■ Task instructions
Skip the pictures. Reproduce all other material exactly.

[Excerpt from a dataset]
┄┄┄┄┄┄┄┄┄┄┄┄┄┄┄┄┄┄┄┄
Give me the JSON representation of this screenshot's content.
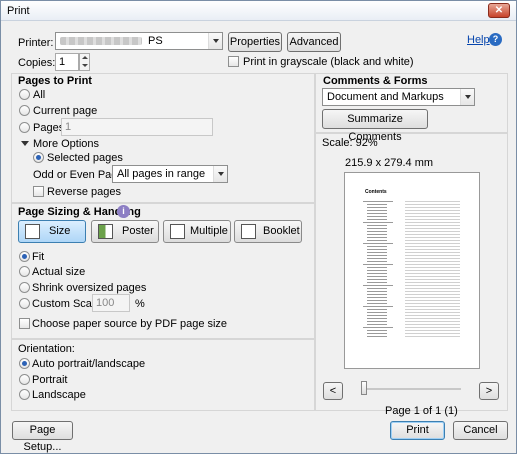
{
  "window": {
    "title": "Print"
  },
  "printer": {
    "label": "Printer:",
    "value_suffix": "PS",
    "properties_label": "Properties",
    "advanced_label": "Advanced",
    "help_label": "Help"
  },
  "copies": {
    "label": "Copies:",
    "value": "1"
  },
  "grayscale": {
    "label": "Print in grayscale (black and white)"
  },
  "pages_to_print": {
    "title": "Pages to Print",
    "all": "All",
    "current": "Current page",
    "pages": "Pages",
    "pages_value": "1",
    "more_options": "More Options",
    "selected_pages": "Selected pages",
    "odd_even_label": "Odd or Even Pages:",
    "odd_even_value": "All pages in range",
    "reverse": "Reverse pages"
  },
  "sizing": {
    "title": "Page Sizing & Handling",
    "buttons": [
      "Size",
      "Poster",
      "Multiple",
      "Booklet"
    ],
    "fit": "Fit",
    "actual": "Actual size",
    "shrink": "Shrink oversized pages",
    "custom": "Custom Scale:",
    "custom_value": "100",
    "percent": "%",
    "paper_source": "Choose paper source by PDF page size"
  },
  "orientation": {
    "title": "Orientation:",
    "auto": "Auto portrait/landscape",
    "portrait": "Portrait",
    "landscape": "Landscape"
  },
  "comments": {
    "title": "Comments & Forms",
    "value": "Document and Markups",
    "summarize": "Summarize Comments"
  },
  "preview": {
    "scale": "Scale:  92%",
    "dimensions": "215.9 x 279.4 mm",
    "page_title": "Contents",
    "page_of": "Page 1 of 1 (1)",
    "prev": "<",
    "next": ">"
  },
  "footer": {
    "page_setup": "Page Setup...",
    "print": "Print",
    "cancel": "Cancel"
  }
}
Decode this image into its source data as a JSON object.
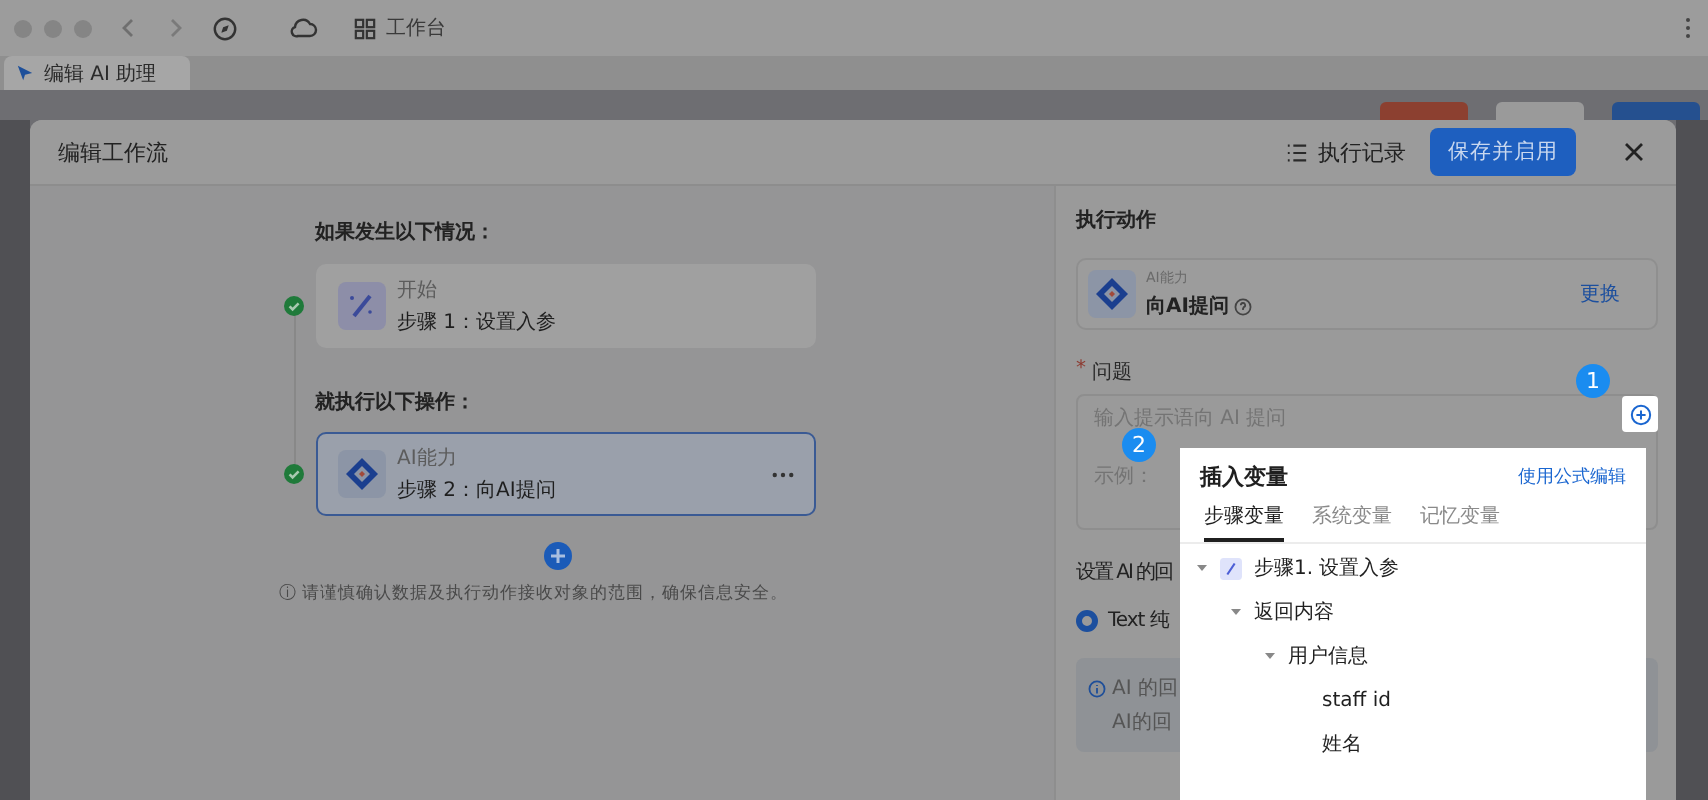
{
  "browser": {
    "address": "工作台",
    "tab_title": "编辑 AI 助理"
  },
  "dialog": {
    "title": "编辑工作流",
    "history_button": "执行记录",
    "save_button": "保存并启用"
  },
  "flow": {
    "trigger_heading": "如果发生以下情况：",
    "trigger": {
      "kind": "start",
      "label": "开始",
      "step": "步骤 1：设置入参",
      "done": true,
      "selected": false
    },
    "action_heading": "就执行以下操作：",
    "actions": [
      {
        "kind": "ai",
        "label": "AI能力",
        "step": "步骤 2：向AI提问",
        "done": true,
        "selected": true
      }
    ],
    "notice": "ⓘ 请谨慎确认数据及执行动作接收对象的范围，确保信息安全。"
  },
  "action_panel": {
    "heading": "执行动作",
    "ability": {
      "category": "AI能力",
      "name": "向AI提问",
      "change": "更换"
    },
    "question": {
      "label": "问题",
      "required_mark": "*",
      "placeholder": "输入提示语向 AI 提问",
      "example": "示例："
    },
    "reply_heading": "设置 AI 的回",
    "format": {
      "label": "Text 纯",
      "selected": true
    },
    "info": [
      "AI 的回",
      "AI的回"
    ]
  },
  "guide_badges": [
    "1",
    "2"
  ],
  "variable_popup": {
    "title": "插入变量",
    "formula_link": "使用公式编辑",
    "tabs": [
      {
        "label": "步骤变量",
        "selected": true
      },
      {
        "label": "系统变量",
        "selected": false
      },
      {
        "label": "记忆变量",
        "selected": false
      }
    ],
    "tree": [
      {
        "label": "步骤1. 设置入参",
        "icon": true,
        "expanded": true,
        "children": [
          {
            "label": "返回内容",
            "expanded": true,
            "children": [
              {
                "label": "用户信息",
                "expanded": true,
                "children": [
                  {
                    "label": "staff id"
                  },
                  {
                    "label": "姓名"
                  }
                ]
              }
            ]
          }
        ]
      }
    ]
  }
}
┄┄┄┄┄┄┄┄┄┄┄┄┄┄┄┄┄┄┄┄
■ Reply
Give me the JSON representation of this screenshot's content.
{
  "window": {
    "title": "Print"
  },
  "printer": {
    "label": "Printer:",
    "value_suffix": "PS",
    "properties_label": "Properties",
    "advanced_label": "Advanced",
    "help_label": "Help"
  },
  "copies": {
    "label": "Copies:",
    "value": "1"
  },
  "grayscale": {
    "label": "Print in grayscale (black and white)"
  },
  "pages_to_print": {
    "title": "Pages to Print",
    "all": "All",
    "current": "Current page",
    "pages": "Pages",
    "pages_value": "1",
    "more_options": "More Options",
    "selected_pages": "Selected pages",
    "odd_even_label": "Odd or Even Pages:",
    "odd_even_value": "All pages in range",
    "reverse": "Reverse pages"
  },
  "sizing": {
    "title": "Page Sizing & Handling",
    "buttons": [
      "Size",
      "Poster",
      "Multiple",
      "Booklet"
    ],
    "fit": "Fit",
    "actual": "Actual size",
    "shrink": "Shrink oversized pages",
    "custom": "Custom Scale:",
    "custom_value": "100",
    "percent": "%",
    "paper_source": "Choose paper source by PDF page size"
  },
  "orientation": {
    "title": "Orientation:",
    "auto": "Auto portrait/landscape",
    "portrait": "Portrait",
    "landscape": "Landscape"
  },
  "comments": {
    "title": "Comments & Forms",
    "value": "Document and Markups",
    "summarize": "Summarize Comments"
  },
  "preview": {
    "scale": "Scale:  92%",
    "dimensions": "215.9 x 279.4 mm",
    "page_title": "Contents",
    "page_of": "Page 1 of 1 (1)",
    "prev": "<",
    "next": ">"
  },
  "footer": {
    "page_setup": "Page Setup...",
    "print": "Print",
    "cancel": "Cancel"
  }
}
Decode this image into its source data as a JSON object.
{
  "browser": {
    "address": "工作台",
    "tab_title": "编辑 AI 助理"
  },
  "dialog": {
    "title": "编辑工作流",
    "history_button": "执行记录",
    "save_button": "保存并启用"
  },
  "flow": {
    "trigger_heading": "如果发生以下情况：",
    "trigger": {
      "kind": "start",
      "label": "开始",
      "step": "步骤 1：设置入参",
      "done": true,
      "selected": false
    },
    "action_heading": "就执行以下操作：",
    "actions": [
      {
        "kind": "ai",
        "label": "AI能力",
        "step": "步骤 2：向AI提问",
        "done": true,
        "selected": true
      }
    ],
    "notice": "ⓘ 请谨慎确认数据及执行动作接收对象的范围，确保信息安全。"
  },
  "action_panel": {
    "heading": "执行动作",
    "ability": {
      "category": "AI能力",
      "name": "向AI提问",
      "change": "更换"
    },
    "question": {
      "label": "问题",
      "required_mark": "*",
      "placeholder": "输入提示语向 AI 提问",
      "example": "示例："
    },
    "reply_heading": "设置 AI 的回",
    "format": {
      "label": "Text 纯",
      "selected": true
    },
    "info": [
      "AI 的回",
      "AI的回"
    ]
  },
  "guide_badges": [
    "1",
    "2"
  ],
  "variable_popup": {
    "title": "插入变量",
    "formula_link": "使用公式编辑",
    "tabs": [
      {
        "label": "步骤变量",
        "selected": true
      },
      {
        "label": "系统变量",
        "selected": false
      },
      {
        "label": "记忆变量",
        "selected": false
      }
    ],
    "tree": [
      {
        "label": "步骤1. 设置入参",
        "icon": true,
        "expanded": true,
        "children": [
          {
            "label": "返回内容",
            "expanded": true,
            "children": [
              {
                "label": "用户信息",
                "expanded": true,
                "children": [
                  {
                    "label": "staff id"
                  },
                  {
                    "label": "姓名"
                  }
                ]
              }
            ]
          }
        ]
      }
    ]
  }
}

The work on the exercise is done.